» TASK: Please report every line from the material that contains the word "Nicholas".

-- Start INFORMATION SUPPLIED --

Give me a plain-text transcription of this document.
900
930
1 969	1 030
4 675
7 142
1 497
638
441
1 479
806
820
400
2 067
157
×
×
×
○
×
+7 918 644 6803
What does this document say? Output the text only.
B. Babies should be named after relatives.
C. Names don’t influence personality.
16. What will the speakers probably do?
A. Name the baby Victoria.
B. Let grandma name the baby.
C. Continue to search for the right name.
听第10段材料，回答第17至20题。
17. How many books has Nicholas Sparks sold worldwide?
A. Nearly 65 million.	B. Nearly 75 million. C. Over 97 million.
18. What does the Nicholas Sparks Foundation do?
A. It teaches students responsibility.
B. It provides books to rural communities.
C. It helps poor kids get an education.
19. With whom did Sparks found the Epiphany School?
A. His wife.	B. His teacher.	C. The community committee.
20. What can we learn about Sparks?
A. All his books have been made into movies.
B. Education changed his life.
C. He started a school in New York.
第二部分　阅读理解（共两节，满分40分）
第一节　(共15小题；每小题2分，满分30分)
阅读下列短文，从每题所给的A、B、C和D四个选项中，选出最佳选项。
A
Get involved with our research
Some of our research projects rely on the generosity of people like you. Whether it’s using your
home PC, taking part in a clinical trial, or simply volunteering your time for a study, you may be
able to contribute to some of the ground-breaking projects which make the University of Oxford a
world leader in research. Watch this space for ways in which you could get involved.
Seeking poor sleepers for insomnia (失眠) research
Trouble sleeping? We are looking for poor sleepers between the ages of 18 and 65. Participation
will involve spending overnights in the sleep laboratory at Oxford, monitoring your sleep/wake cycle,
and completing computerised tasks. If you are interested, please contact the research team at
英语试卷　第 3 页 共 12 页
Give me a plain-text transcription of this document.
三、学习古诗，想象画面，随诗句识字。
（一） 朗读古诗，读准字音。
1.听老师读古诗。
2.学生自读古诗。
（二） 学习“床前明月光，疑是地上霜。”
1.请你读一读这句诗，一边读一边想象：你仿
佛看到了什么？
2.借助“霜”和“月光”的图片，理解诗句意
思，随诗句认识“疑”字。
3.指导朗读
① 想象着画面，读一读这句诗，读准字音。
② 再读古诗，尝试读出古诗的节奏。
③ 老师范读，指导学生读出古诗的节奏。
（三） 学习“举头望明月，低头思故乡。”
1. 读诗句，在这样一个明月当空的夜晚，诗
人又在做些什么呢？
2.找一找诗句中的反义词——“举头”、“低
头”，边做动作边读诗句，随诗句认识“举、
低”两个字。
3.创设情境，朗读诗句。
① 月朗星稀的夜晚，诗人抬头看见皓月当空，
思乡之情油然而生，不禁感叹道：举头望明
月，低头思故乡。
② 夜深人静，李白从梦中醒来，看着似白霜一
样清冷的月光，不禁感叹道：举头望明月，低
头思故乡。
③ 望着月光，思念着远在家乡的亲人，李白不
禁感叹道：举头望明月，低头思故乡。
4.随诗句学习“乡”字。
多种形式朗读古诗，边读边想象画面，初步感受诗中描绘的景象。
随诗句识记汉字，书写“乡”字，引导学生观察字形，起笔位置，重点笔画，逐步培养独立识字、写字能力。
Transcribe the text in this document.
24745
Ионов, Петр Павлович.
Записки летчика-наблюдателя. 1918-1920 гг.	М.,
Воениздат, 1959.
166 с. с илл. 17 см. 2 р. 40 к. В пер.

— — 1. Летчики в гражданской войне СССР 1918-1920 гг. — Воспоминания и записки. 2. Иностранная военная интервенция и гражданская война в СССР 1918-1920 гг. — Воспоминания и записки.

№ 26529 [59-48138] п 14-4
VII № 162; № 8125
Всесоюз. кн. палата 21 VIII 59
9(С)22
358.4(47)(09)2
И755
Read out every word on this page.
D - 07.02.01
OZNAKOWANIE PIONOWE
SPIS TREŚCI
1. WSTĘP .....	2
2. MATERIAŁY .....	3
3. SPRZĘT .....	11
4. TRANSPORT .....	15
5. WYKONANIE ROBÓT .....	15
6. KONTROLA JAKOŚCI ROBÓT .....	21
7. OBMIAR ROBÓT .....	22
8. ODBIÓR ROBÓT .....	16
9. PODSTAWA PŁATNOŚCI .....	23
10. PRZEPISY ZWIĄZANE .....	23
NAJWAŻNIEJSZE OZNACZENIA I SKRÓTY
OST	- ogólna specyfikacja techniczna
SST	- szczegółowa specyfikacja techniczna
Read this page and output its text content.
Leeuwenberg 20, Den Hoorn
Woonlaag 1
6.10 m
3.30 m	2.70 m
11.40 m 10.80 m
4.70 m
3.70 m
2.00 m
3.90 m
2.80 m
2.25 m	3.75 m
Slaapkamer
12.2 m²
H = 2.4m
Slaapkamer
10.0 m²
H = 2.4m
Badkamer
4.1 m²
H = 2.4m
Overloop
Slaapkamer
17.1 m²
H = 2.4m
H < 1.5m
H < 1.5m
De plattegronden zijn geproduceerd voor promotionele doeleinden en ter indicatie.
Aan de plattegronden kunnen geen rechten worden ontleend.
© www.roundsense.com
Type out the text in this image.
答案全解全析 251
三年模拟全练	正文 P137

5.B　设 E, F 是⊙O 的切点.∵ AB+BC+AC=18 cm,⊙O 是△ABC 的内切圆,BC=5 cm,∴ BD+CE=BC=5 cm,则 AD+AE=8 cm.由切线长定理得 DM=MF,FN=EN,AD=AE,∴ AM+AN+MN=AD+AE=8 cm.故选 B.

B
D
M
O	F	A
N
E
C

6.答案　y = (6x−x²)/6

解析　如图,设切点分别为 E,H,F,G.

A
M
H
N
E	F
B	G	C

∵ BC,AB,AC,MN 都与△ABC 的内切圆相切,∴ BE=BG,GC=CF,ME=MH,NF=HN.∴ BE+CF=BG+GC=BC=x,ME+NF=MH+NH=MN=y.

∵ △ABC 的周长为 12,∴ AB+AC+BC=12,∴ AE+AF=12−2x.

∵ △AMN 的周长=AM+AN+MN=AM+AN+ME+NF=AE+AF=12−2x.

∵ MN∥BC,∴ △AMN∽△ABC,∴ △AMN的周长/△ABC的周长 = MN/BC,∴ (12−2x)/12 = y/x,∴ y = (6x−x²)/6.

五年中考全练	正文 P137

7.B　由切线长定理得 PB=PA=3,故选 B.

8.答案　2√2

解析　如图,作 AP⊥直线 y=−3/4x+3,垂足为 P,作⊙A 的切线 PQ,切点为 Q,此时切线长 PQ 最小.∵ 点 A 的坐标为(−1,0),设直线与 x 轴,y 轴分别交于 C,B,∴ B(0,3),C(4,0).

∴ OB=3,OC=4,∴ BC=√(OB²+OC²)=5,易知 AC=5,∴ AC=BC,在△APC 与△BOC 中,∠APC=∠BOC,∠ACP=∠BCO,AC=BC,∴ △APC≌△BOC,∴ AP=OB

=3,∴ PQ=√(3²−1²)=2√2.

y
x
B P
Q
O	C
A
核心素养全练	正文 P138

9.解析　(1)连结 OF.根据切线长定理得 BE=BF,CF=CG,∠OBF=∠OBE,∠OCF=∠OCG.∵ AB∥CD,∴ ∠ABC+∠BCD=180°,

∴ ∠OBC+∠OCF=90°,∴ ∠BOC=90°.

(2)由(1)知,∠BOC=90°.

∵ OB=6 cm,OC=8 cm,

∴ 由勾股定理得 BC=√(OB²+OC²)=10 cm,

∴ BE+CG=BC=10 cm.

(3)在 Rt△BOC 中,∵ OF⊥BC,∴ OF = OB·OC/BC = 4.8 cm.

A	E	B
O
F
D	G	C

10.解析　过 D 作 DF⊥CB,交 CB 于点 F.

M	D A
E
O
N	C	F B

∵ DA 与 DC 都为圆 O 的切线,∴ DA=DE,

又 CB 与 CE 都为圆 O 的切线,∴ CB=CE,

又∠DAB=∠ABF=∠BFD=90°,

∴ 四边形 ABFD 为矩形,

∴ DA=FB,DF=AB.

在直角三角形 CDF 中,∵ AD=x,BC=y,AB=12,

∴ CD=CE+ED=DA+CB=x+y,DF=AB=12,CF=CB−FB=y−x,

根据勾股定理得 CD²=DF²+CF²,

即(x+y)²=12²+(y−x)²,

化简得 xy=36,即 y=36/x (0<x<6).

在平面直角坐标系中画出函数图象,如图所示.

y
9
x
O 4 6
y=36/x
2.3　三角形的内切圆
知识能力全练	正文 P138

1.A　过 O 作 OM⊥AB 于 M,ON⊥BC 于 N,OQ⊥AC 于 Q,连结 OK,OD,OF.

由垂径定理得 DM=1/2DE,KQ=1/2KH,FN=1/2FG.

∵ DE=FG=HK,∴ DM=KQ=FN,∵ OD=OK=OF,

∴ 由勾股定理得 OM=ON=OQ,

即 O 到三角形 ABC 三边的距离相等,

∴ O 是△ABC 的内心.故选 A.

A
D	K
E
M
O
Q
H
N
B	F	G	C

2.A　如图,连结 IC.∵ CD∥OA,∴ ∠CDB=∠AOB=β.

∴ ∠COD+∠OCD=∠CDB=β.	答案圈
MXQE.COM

-- End INFORMATION SUPPLIED --

» CORRECT RESULT:
17. How many books has Nicholas Sparks sold worldwide?
18. What does the Nicholas Sparks Foundation do?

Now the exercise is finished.